PROVIDED RECORDS
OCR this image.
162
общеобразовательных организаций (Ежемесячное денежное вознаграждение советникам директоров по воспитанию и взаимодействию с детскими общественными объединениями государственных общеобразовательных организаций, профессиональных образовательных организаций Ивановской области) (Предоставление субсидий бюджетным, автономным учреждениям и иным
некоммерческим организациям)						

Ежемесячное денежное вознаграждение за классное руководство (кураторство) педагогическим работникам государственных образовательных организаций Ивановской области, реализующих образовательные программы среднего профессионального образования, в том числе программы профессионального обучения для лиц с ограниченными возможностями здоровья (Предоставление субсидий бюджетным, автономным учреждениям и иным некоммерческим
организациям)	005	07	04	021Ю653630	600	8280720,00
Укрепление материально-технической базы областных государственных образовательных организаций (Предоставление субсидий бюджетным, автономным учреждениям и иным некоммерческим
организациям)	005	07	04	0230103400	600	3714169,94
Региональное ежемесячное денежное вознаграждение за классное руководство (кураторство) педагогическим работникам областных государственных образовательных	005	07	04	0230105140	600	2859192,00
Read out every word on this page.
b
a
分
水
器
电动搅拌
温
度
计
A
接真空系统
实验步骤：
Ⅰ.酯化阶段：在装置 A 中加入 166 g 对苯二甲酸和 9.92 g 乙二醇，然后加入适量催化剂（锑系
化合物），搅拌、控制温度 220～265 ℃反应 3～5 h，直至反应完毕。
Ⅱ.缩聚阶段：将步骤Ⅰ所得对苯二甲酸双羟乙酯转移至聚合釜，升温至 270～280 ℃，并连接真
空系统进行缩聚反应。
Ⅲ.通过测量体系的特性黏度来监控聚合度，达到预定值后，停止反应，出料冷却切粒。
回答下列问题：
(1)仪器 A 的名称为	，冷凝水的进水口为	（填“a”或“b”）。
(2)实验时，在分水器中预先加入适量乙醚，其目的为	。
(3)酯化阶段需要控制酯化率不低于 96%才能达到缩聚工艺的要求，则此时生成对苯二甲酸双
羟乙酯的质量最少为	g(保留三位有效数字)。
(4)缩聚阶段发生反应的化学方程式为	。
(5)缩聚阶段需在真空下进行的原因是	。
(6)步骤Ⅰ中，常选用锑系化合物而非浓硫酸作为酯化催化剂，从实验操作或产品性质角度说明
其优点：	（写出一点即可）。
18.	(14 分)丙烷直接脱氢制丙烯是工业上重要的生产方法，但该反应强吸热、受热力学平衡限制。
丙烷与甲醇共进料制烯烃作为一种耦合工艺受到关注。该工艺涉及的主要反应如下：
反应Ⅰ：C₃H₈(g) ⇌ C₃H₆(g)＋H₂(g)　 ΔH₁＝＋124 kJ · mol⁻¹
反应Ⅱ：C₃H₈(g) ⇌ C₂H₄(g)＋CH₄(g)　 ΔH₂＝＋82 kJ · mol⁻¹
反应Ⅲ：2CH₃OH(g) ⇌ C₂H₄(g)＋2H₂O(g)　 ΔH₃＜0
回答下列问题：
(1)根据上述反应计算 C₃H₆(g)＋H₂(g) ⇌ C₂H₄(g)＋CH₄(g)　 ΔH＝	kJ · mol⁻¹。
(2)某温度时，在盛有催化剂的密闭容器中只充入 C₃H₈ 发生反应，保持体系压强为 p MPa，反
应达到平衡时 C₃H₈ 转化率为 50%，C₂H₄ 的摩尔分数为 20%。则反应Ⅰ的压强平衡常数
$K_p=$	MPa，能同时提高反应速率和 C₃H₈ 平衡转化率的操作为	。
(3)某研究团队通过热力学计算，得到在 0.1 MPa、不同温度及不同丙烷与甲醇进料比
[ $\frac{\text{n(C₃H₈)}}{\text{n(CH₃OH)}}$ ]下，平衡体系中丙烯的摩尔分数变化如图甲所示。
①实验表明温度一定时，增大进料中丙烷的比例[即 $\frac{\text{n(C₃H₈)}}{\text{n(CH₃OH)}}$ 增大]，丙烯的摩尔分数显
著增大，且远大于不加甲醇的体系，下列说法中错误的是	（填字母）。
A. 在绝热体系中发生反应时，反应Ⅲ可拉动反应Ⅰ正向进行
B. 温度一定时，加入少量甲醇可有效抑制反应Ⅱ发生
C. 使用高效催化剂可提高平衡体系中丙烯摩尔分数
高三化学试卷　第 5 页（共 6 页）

WRITTEN REQUEST
Take the lines above and retype all of them exactly.

ANSWER TO THE PROBLEM
OCR this image.
162
общеобразовательных организаций (Ежемесячное денежное вознаграждение советникам директоров по воспитанию и взаимодействию с детскими общественными объединениями государственных общеобразовательных организаций, профессиональных образовательных организаций Ивановской области) (Предоставление субсидий бюджетным, автономным учреждениям и иным
некоммерческим организациям)						

Ежемесячное денежное вознаграждение за классное руководство (кураторство) педагогическим работникам государственных образовательных организаций Ивановской области, реализующих образовательные программы среднего профессионального образования, в том числе программы профессионального обучения для лиц с ограниченными возможностями здоровья (Предоставление субсидий бюджетным, автономным учреждениям и иным некоммерческим
организациям)	005	07	04	021Ю653630	600	8280720,00
Укрепление материально-технической базы областных государственных образовательных организаций (Предоставление субсидий бюджетным, автономным учреждениям и иным некоммерческим
организациям)	005	07	04	0230103400	600	3714169,94
Региональное ежемесячное денежное вознаграждение за классное руководство (кураторство) педагогическим работникам областных государственных образовательных	005	07	04	0230105140	600	2859192,00
Read out every word on this page.
b
a
分
水
器
电动搅拌
温
度
计
A
接真空系统
实验步骤：
Ⅰ.酯化阶段：在装置 A 中加入 166 g 对苯二甲酸和 9.92 g 乙二醇，然后加入适量催化剂（锑系
化合物），搅拌、控制温度 220～265 ℃反应 3～5 h，直至反应完毕。
Ⅱ.缩聚阶段：将步骤Ⅰ所得对苯二甲酸双羟乙酯转移至聚合釜，升温至 270～280 ℃，并连接真
空系统进行缩聚反应。
Ⅲ.通过测量体系的特性黏度来监控聚合度，达到预定值后，停止反应，出料冷却切粒。
回答下列问题：
(1)仪器 A 的名称为	，冷凝水的进水口为	（填“a”或“b”）。
(2)实验时，在分水器中预先加入适量乙醚，其目的为	。
(3)酯化阶段需要控制酯化率不低于 96%才能达到缩聚工艺的要求，则此时生成对苯二甲酸双
羟乙酯的质量最少为	g(保留三位有效数字)。
(4)缩聚阶段发生反应的化学方程式为	。
(5)缩聚阶段需在真空下进行的原因是	。
(6)步骤Ⅰ中，常选用锑系化合物而非浓硫酸作为酯化催化剂，从实验操作或产品性质角度说明
其优点：	（写出一点即可）。
18.	(14 分)丙烷直接脱氢制丙烯是工业上重要的生产方法，但该反应强吸热、受热力学平衡限制。
丙烷与甲醇共进料制烯烃作为一种耦合工艺受到关注。该工艺涉及的主要反应如下：
反应Ⅰ：C₃H₈(g) ⇌ C₃H₆(g)＋H₂(g)　 ΔH₁＝＋124 kJ · mol⁻¹
反应Ⅱ：C₃H₈(g) ⇌ C₂H₄(g)＋CH₄(g)　 ΔH₂＝＋82 kJ · mol⁻¹
反应Ⅲ：2CH₃OH(g) ⇌ C₂H₄(g)＋2H₂O(g)　 ΔH₃＜0
回答下列问题：
(1)根据上述反应计算 C₃H₆(g)＋H₂(g) ⇌ C₂H₄(g)＋CH₄(g)　 ΔH＝	kJ · mol⁻¹。
(2)某温度时，在盛有催化剂的密闭容器中只充入 C₃H₈ 发生反应，保持体系压强为 p MPa，反
应达到平衡时 C₃H₈ 转化率为 50%，C₂H₄ 的摩尔分数为 20%。则反应Ⅰ的压强平衡常数
$K_p=$	MPa，能同时提高反应速率和 C₃H₈ 平衡转化率的操作为	。
(3)某研究团队通过热力学计算，得到在 0.1 MPa、不同温度及不同丙烷与甲醇进料比
[ $\frac{\text{n(C₃H₈)}}{\text{n(CH₃OH)}}$ ]下，平衡体系中丙烯的摩尔分数变化如图甲所示。
①实验表明温度一定时，增大进料中丙烷的比例[即 $\frac{\text{n(C₃H₈)}}{\text{n(CH₃OH)}}$ 增大]，丙烯的摩尔分数显
著增大，且远大于不加甲醇的体系，下列说法中错误的是	（填字母）。
A. 在绝热体系中发生反应时，反应Ⅲ可拉动反应Ⅰ正向进行
B. 温度一定时，加入少量甲醇可有效抑制反应Ⅱ发生
C. 使用高效催化剂可提高平衡体系中丙烯摩尔分数
高三化学试卷　第 5 页（共 6 页）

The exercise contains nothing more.